=== Stated goal ===
Write out each of the rows below word for word, keeping every character the same.

=== Available records ===
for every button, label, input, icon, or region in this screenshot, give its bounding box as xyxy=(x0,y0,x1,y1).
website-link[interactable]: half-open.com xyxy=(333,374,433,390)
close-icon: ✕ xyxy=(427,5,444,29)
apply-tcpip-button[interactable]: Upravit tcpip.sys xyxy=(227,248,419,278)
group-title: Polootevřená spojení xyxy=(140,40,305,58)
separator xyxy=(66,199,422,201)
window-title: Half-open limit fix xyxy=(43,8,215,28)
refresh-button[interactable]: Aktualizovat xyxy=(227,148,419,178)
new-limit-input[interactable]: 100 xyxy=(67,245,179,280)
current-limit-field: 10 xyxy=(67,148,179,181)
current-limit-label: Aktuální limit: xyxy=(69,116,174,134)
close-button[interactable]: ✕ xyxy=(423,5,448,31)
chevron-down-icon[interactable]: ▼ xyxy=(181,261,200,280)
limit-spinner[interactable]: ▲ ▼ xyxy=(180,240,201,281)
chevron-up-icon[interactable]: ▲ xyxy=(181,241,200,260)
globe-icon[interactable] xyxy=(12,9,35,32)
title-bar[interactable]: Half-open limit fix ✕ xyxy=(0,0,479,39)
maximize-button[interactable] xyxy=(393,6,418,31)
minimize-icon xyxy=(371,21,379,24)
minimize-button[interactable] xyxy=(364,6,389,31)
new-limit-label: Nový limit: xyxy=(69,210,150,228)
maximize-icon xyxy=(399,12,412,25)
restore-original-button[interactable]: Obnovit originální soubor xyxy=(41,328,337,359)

=== The completed task ===
for every button, label, input, icon, or region in this screenshot, give its bounding box as xyxy=(x0,y0,x1,y1).
website-link[interactable]: half-open.com xyxy=(333,374,433,390)
close-icon: ✕ xyxy=(427,5,444,29)
apply-tcpip-button[interactable]: Upravit tcpip.sys xyxy=(227,248,419,278)
group-title: Polootevřená spojení xyxy=(140,40,305,58)
separator xyxy=(66,199,422,201)
window-title: Half-open limit fix xyxy=(43,8,215,28)
refresh-button[interactable]: Aktualizovat xyxy=(227,148,419,178)
new-limit-input[interactable]: 100 xyxy=(67,245,179,280)
current-limit-field: 10 xyxy=(67,148,179,181)
current-limit-label: Aktuální limit: xyxy=(69,116,174,134)
close-button[interactable]: ✕ xyxy=(423,5,448,31)
chevron-down-icon[interactable]: ▼ xyxy=(181,261,200,280)
limit-spinner[interactable]: ▲ ▼ xyxy=(180,240,201,281)
chevron-up-icon[interactable]: ▲ xyxy=(181,241,200,260)
globe-icon[interactable] xyxy=(12,9,35,32)
title-bar[interactable]: Half-open limit fix ✕ xyxy=(0,0,479,39)
maximize-button[interactable] xyxy=(393,6,418,31)
minimize-icon xyxy=(371,21,379,24)
minimize-button[interactable] xyxy=(364,6,389,31)
new-limit-label: Nový limit: xyxy=(69,210,150,228)
maximize-icon xyxy=(399,12,412,25)
restore-original-button[interactable]: Obnovit originální soubor xyxy=(41,328,337,359)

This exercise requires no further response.